____ Supplied records
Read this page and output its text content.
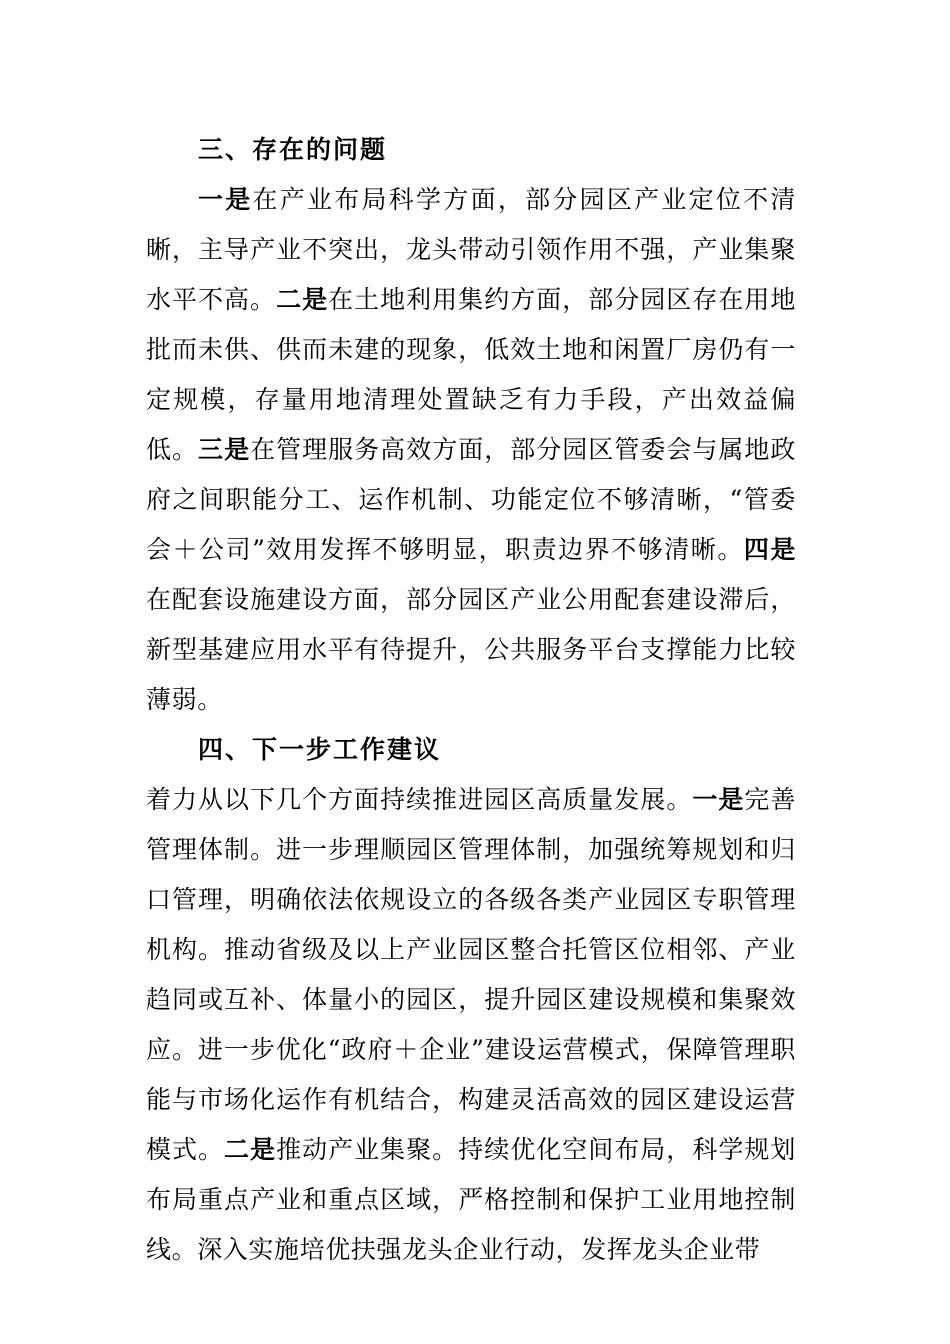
三、存在的问题

一是在产业布局科学方面，部分园区产业定位不清晰，主导产业不突出，龙头带动引领作用不强，产业集聚水平不高。二是在土地利用集约方面，部分园区存在用地批而未供、供而未建的现象，低效土地和闲置厂房仍有一定规模，存量用地清理处置缺乏有力手段，产出效益偏低。三是在管理服务高效方面，部分园区管委会与属地政府之间职能分工、运作机制、功能定位不够清晰，“管委会＋公司”效用发挥不够明显，职责边界不够清晰。四是在配套设施建设方面，部分园区产业公用配套建设滞后，新型基建应用水平有待提升，公共服务平台支撑能力比较薄弱。

四、下一步工作建议

着力从以下几个方面持续推进园区高质量发展。一是完善管理体制。进一步理顺园区管理体制，加强统筹规划和归口管理，明确依法依规设立的各级各类产业园区专职管理机构。推动省级及以上产业园区整合托管区位相邻、产业趋同或互补、体量小的园区，提升园区建设规模和集聚效应。进一步优化“政府＋企业”建设运营模式，保障管理职能与市场化运作有机结合，构建灵活高效的园区建设运营模式。二是推动产业集聚。持续优化空间布局，科学规划布局重点产业和重点区域，严格控制和保护工业用地控制线。深入实施培优扶强龙头企业行动，发挥龙头企业带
________
#### Aim of the task:
Restate the records above in full, word for word. Keep pictures out.

#### Response below:
Read this page and output its text content.
三、存在的问题

一是在产业布局科学方面，部分园区产业定位不清晰，主导产业不突出，龙头带动引领作用不强，产业集聚水平不高。二是在土地利用集约方面，部分园区存在用地批而未供、供而未建的现象，低效土地和闲置厂房仍有一定规模，存量用地清理处置缺乏有力手段，产出效益偏低。三是在管理服务高效方面，部分园区管委会与属地政府之间职能分工、运作机制、功能定位不够清晰，“管委会＋公司”效用发挥不够明显，职责边界不够清晰。四是在配套设施建设方面，部分园区产业公用配套建设滞后，新型基建应用水平有待提升，公共服务平台支撑能力比较薄弱。

四、下一步工作建议

着力从以下几个方面持续推进园区高质量发展。一是完善管理体制。进一步理顺园区管理体制，加强统筹规划和归口管理，明确依法依规设立的各级各类产业园区专职管理机构。推动省级及以上产业园区整合托管区位相邻、产业趋同或互补、体量小的园区，提升园区建设规模和集聚效应。进一步优化“政府＋企业”建设运营模式，保障管理职能与市场化运作有机结合，构建灵活高效的园区建设运营模式。二是推动产业集聚。持续优化空间布局，科学规划布局重点产业和重点区域，严格控制和保护工业用地控制线。深入实施培优扶强龙头企业行动，发挥龙头企业带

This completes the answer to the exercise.